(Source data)
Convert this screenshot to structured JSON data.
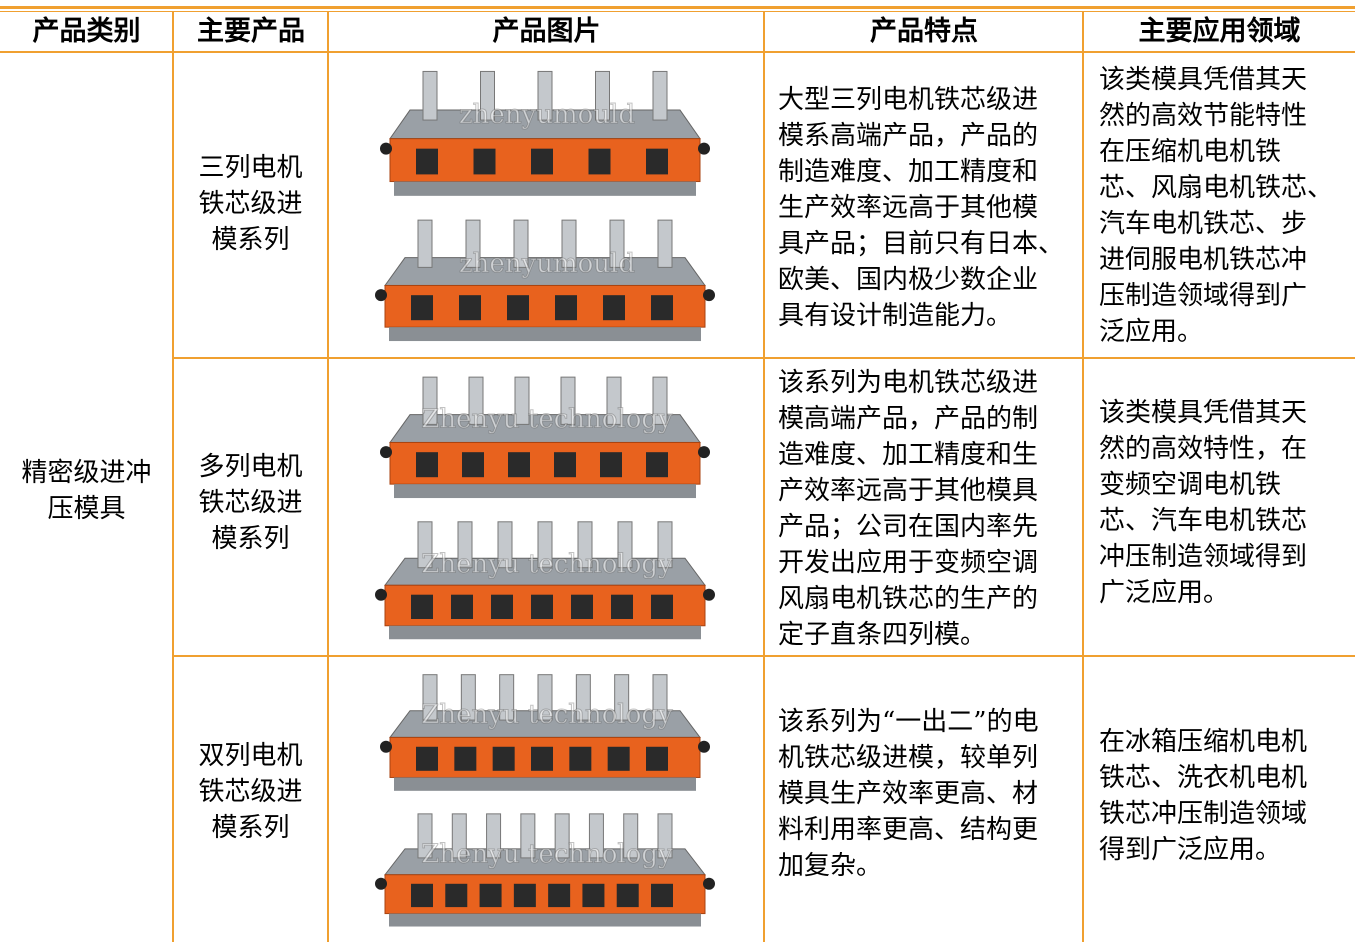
{
  "table": {
    "header": [
      "产品类别",
      "主要产品",
      "产品图片",
      "产品特点",
      "主要应用领域"
    ],
    "category": [
      "精密级进冲",
      "压模具"
    ],
    "rows": [
      {
        "product": [
          "三列电机",
          "铁芯级进",
          "模系列"
        ],
        "watermark": "zhenyumould",
        "features": [
          "大型三列电机铁芯级进",
          "模系高端产品，产品的",
          "制造难度、加工精度和",
          "生产效率远高于其他模",
          "具产品；目前只有日本、",
          "欧美、国内极少数企业",
          "具有设计制造能力。"
        ],
        "applications": [
          "该类模具凭借其天",
          "然的高效节能特性",
          "在压缩机电机铁",
          "芯、风扇电机铁芯、",
          "汽车电机铁芯、步",
          "进伺服电机铁芯冲",
          "压制造领域得到广",
          "泛应用。"
        ]
      },
      {
        "product": [
          "多列电机",
          "铁芯级进",
          "模系列"
        ],
        "watermark": "Zhenyu technology",
        "features": [
          "该系列为电机铁芯级进",
          "模高端产品，产品的制",
          "造难度、加工精度和生",
          "产效率远高于其他模具",
          "产品；公司在国内率先",
          "开发出应用于变频空调",
          "风扇电机铁芯的生产的",
          "定子直条四列模。"
        ],
        "applications": [
          "该类模具凭借其天",
          "然的高效特性，在",
          "变频空调电机铁",
          "芯、汽车电机铁芯",
          "冲压制造领域得到",
          "广泛应用。"
        ]
      },
      {
        "product": [
          "双列电机",
          "铁芯级进",
          "模系列"
        ],
        "watermark": "Zhenyu technology",
        "features": [
          "该系列为“一出二”的电",
          "机铁芯级进模，较单列",
          "模具生产效率更高、材",
          "料利用率更高、结构更",
          "加复杂。"
        ],
        "applications": [
          "在冰箱压缩机电机",
          "铁芯、洗衣机电机",
          "铁芯冲压制造领域",
          "得到广泛应用。"
        ]
      }
    ]
  }
}
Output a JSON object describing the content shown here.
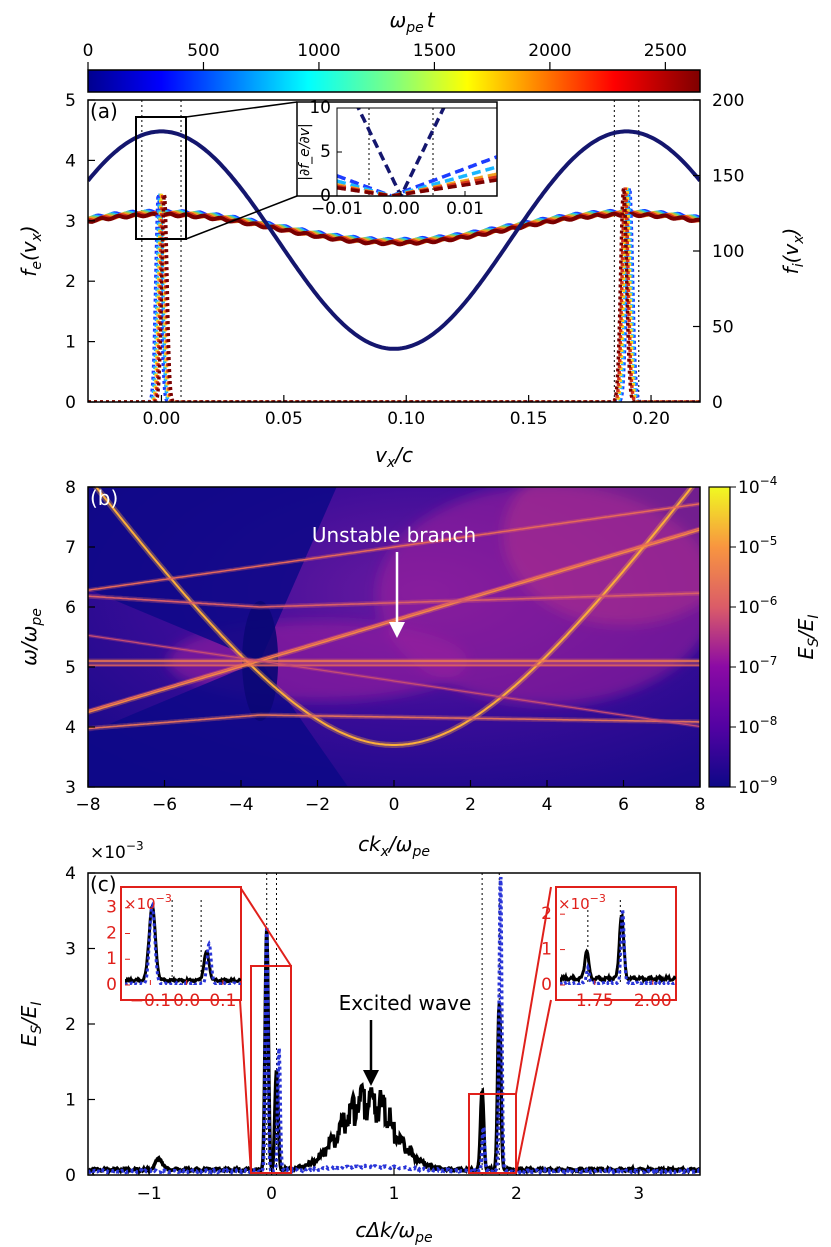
{
  "colors": {
    "accent_red": "#e0201b",
    "dark_navy": "#14166e",
    "inset_blue": "#2a35d8",
    "black": "#000000",
    "white": "#ffffff"
  },
  "colorbar_top": {
    "label": "ω_pe t",
    "label_main": "ω",
    "label_sub": "pe",
    "label_tail": "t",
    "ticks": [
      "0",
      "500",
      "1000",
      "1500",
      "2000",
      "2500"
    ],
    "range": [
      0,
      2650
    ]
  },
  "chart_data": [
    {
      "panel": "a",
      "tag": "(a)",
      "type": "line",
      "xlabel": "v_x/c",
      "ylabel_left": "f_e(v_x)",
      "ylabel_right": "f_i(v_x)",
      "xlim": [
        -0.03,
        0.22
      ],
      "ylim_left": [
        0,
        5
      ],
      "ylim_right": [
        0,
        200
      ],
      "xticks": [
        "0.00",
        "0.05",
        "0.10",
        "0.15",
        "0.20"
      ],
      "yticks_left": [
        "0",
        "1",
        "2",
        "3",
        "4",
        "5"
      ],
      "yticks_right": [
        "0",
        "50",
        "100",
        "150",
        "200"
      ],
      "vlines": [
        -0.008,
        0.008,
        0.185,
        0.195
      ],
      "series": [
        {
          "name": "f_e (t=0)",
          "shape": "cosine",
          "min": 0.88,
          "max": 4.48,
          "center": 0.095,
          "period": 0.19
        },
        {
          "name": "f_e (late times)",
          "shape": "cosine",
          "min": 2.68,
          "max": 3.15,
          "center": 0.095,
          "period": 0.19
        },
        {
          "name": "f_i beams",
          "shape": "peaks",
          "peaks_at": [
            0.0,
            0.19
          ],
          "peak_left_right_axis": 138,
          "peak_right_right_axis": 142
        }
      ],
      "inset": {
        "ylabel": "|∂f_e/∂v|",
        "xlim": [
          -0.01,
          0.015
        ],
        "ylim": [
          0,
          10
        ],
        "xticks": [
          "−0.01",
          "0.00",
          "0.01"
        ],
        "yticks": [
          "0",
          "5",
          "10"
        ],
        "vlines": [
          -0.005,
          0.005
        ]
      }
    },
    {
      "panel": "b",
      "tag": "(b)",
      "type": "heatmap",
      "xlabel": "ck_x/ω_pe",
      "ylabel": "ω/ω_pe",
      "xlim": [
        -8,
        8
      ],
      "ylim": [
        3,
        8
      ],
      "xticks": [
        "−8",
        "−6",
        "−4",
        "−2",
        "0",
        "2",
        "4",
        "6",
        "8"
      ],
      "yticks": [
        "3",
        "4",
        "5",
        "6",
        "7",
        "8"
      ],
      "colorbar_label": "E_S/E_I",
      "colorbar_scale": "log",
      "colorbar_range": [
        1e-09,
        0.0001
      ],
      "colorbar_ticks": [
        "−4",
        "−5",
        "−6",
        "−7",
        "−8",
        "−9"
      ],
      "annotation": "Unstable branch",
      "annotation_target": [
        0,
        5.75
      ],
      "branches": [
        {
          "name": "light wave",
          "relation": "ω² = ω0² + k²",
          "omega0": 3.7
        },
        {
          "name": "plasma line",
          "relation": "ω = 5.1"
        },
        {
          "name": "beam mode",
          "relation": "ω = 5.1 + 0.19 (k + 3.5)"
        },
        {
          "name": "upper hybrid",
          "relation": "ω ≈ 6.0 at k=-4 flattening"
        },
        {
          "name": "lower hybrid",
          "relation": "ω ≈ 4.2 at k=-4 flattening"
        }
      ]
    },
    {
      "panel": "c",
      "tag": "(c)",
      "type": "line",
      "xlabel": "cΔk/ω_pe",
      "ylabel": "E_S/E_I",
      "scale_label": "×10",
      "scale_exp": "−3",
      "xlim": [
        -1.5,
        3.5
      ],
      "ylim": [
        0,
        4
      ],
      "xticks": [
        "−1",
        "0",
        "1",
        "2",
        "3"
      ],
      "yticks": [
        "0",
        "1",
        "2",
        "3",
        "4"
      ],
      "vlines": [
        -0.04,
        0.04,
        1.72,
        1.86
      ],
      "annotation": "Excited wave",
      "annotation_target": [
        0.78,
        1.1
      ],
      "series": [
        {
          "name": "black",
          "style": "solid",
          "features": {
            "broad_peak_center": 0.78,
            "broad_peak_max": 1.15,
            "peak_k": [
              -0.04,
              0.04,
              1.72,
              1.86
            ],
            "peak_v": [
              3.2,
              1.3,
              1.05,
              2.2
            ]
          }
        },
        {
          "name": "blue",
          "style": "dotted",
          "features": {
            "peak_k": [
              -0.04,
              0.06,
              1.73,
              1.87
            ],
            "peak_v": [
              3.25,
              1.65,
              0.6,
              4.0
            ]
          }
        }
      ],
      "inset_left": {
        "scale_label": "×10",
        "scale_exp": "−3",
        "xlim": [
          -0.17,
          0.15
        ],
        "ylim": [
          0,
          3.3
        ],
        "xticks": [
          "−0.1",
          "0.0",
          "0.1"
        ],
        "yticks": [
          "0",
          "1",
          "2",
          "3"
        ]
      },
      "inset_right": {
        "scale_label": "×10",
        "scale_exp": "−3",
        "xlim": [
          1.6,
          2.1
        ],
        "ylim": [
          0,
          2.4
        ],
        "xticks": [
          "1.75",
          "2.00"
        ],
        "yticks": [
          "0",
          "1",
          "2"
        ]
      }
    }
  ]
}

TASK BRIEF:
Transcribe the listing above verbatim. Omit the pictures.

TASK RESPONSE:
Convert this screenshot to structured JSON data.
{
  "table": {
    "header": [
      "产品类别",
      "主要产品",
      "产品图片",
      "产品特点",
      "主要应用领域"
    ],
    "category": [
      "精密级进冲",
      "压模具"
    ],
    "rows": [
      {
        "product": [
          "三列电机",
          "铁芯级进",
          "模系列"
        ],
        "watermark": "zhenyumould",
        "features": [
          "大型三列电机铁芯级进",
          "模系高端产品，产品的",
          "制造难度、加工精度和",
          "生产效率远高于其他模",
          "具产品；目前只有日本、",
          "欧美、国内极少数企业",
          "具有设计制造能力。"
        ],
        "applications": [
          "该类模具凭借其天",
          "然的高效节能特性",
          "在压缩机电机铁",
          "芯、风扇电机铁芯、",
          "汽车电机铁芯、步",
          "进伺服电机铁芯冲",
          "压制造领域得到广",
          "泛应用。"
        ]
      },
      {
        "product": [
          "多列电机",
          "铁芯级进",
          "模系列"
        ],
        "watermark": "Zhenyu technology",
        "features": [
          "该系列为电机铁芯级进",
          "模高端产品，产品的制",
          "造难度、加工精度和生",
          "产效率远高于其他模具",
          "产品；公司在国内率先",
          "开发出应用于变频空调",
          "风扇电机铁芯的生产的",
          "定子直条四列模。"
        ],
        "applications": [
          "该类模具凭借其天",
          "然的高效特性，在",
          "变频空调电机铁",
          "芯、汽车电机铁芯",
          "冲压制造领域得到",
          "广泛应用。"
        ]
      },
      {
        "product": [
          "双列电机",
          "铁芯级进",
          "模系列"
        ],
        "watermark": "Zhenyu technology",
        "features": [
          "该系列为“一出二”的电",
          "机铁芯级进模，较单列",
          "模具生产效率更高、材",
          "料利用率更高、结构更",
          "加复杂。"
        ],
        "applications": [
          "在冰箱压缩机电机",
          "铁芯、洗衣机电机",
          "铁芯冲压制造领域",
          "得到广泛应用。"
        ]
      }
    ]
  }
}
Output a JSON object describing the content shown here.
{
  "colors": {
    "accent_red": "#e0201b",
    "dark_navy": "#14166e",
    "inset_blue": "#2a35d8",
    "black": "#000000",
    "white": "#ffffff"
  },
  "colorbar_top": {
    "label": "ω_pe t",
    "label_main": "ω",
    "label_sub": "pe",
    "label_tail": "t",
    "ticks": [
      "0",
      "500",
      "1000",
      "1500",
      "2000",
      "2500"
    ],
    "range": [
      0,
      2650
    ]
  },
  "chart_data": [
    {
      "panel": "a",
      "tag": "(a)",
      "type": "line",
      "xlabel": "v_x/c",
      "ylabel_left": "f_e(v_x)",
      "ylabel_right": "f_i(v_x)",
      "xlim": [
        -0.03,
        0.22
      ],
      "ylim_left": [
        0,
        5
      ],
      "ylim_right": [
        0,
        200
      ],
      "xticks": [
        "0.00",
        "0.05",
        "0.10",
        "0.15",
        "0.20"
      ],
      "yticks_left": [
        "0",
        "1",
        "2",
        "3",
        "4",
        "5"
      ],
      "yticks_right": [
        "0",
        "50",
        "100",
        "150",
        "200"
      ],
      "vlines": [
        -0.008,
        0.008,
        0.185,
        0.195
      ],
      "series": [
        {
          "name": "f_e (t=0)",
          "shape": "cosine",
          "min": 0.88,
          "max": 4.48,
          "center": 0.095,
          "period": 0.19
        },
        {
          "name": "f_e (late times)",
          "shape": "cosine",
          "min": 2.68,
          "max": 3.15,
          "center": 0.095,
          "period": 0.19
        },
        {
          "name": "f_i beams",
          "shape": "peaks",
          "peaks_at": [
            0.0,
            0.19
          ],
          "peak_left_right_axis": 138,
          "peak_right_right_axis": 142
        }
      ],
      "inset": {
        "ylabel": "|∂f_e/∂v|",
        "xlim": [
          -0.01,
          0.015
        ],
        "ylim": [
          0,
          10
        ],
        "xticks": [
          "−0.01",
          "0.00",
          "0.01"
        ],
        "yticks": [
          "0",
          "5",
          "10"
        ],
        "vlines": [
          -0.005,
          0.005
        ]
      }
    },
    {
      "panel": "b",
      "tag": "(b)",
      "type": "heatmap",
      "xlabel": "ck_x/ω_pe",
      "ylabel": "ω/ω_pe",
      "xlim": [
        -8,
        8
      ],
      "ylim": [
        3,
        8
      ],
      "xticks": [
        "−8",
        "−6",
        "−4",
        "−2",
        "0",
        "2",
        "4",
        "6",
        "8"
      ],
      "yticks": [
        "3",
        "4",
        "5",
        "6",
        "7",
        "8"
      ],
      "colorbar_label": "E_S/E_I",
      "colorbar_scale": "log",
      "colorbar_range": [
        1e-09,
        0.0001
      ],
      "colorbar_ticks": [
        "−4",
        "−5",
        "−6",
        "−7",
        "−8",
        "−9"
      ],
      "annotation": "Unstable branch",
      "annotation_target": [
        0,
        5.75
      ],
      "branches": [
        {
          "name": "light wave",
          "relation": "ω² = ω0² + k²",
          "omega0": 3.7
        },
        {
          "name": "plasma line",
          "relation": "ω = 5.1"
        },
        {
          "name": "beam mode",
          "relation": "ω = 5.1 + 0.19 (k + 3.5)"
        },
        {
          "name": "upper hybrid",
          "relation": "ω ≈ 6.0 at k=-4 flattening"
        },
        {
          "name": "lower hybrid",
          "relation": "ω ≈ 4.2 at k=-4 flattening"
        }
      ]
    },
    {
      "panel": "c",
      "tag": "(c)",
      "type": "line",
      "xlabel": "cΔk/ω_pe",
      "ylabel": "E_S/E_I",
      "scale_label": "×10",
      "scale_exp": "−3",
      "xlim": [
        -1.5,
        3.5
      ],
      "ylim": [
        0,
        4
      ],
      "xticks": [
        "−1",
        "0",
        "1",
        "2",
        "3"
      ],
      "yticks": [
        "0",
        "1",
        "2",
        "3",
        "4"
      ],
      "vlines": [
        -0.04,
        0.04,
        1.72,
        1.86
      ],
      "annotation": "Excited wave",
      "annotation_target": [
        0.78,
        1.1
      ],
      "series": [
        {
          "name": "black",
          "style": "solid",
          "features": {
            "broad_peak_center": 0.78,
            "broad_peak_max": 1.15,
            "peak_k": [
              -0.04,
              0.04,
              1.72,
              1.86
            ],
            "peak_v": [
              3.2,
              1.3,
              1.05,
              2.2
            ]
          }
        },
        {
          "name": "blue",
          "style": "dotted",
          "features": {
            "peak_k": [
              -0.04,
              0.06,
              1.73,
              1.87
            ],
            "peak_v": [
              3.25,
              1.65,
              0.6,
              4.0
            ]
          }
        }
      ],
      "inset_left": {
        "scale_label": "×10",
        "scale_exp": "−3",
        "xlim": [
          -0.17,
          0.15
        ],
        "ylim": [
          0,
          3.3
        ],
        "xticks": [
          "−0.1",
          "0.0",
          "0.1"
        ],
        "yticks": [
          "0",
          "1",
          "2",
          "3"
        ]
      },
      "inset_right": {
        "scale_label": "×10",
        "scale_exp": "−3",
        "xlim": [
          1.6,
          2.1
        ],
        "ylim": [
          0,
          2.4
        ],
        "xticks": [
          "1.75",
          "2.00"
        ],
        "yticks": [
          "0",
          "1",
          "2"
        ]
      }
    }
  ]
}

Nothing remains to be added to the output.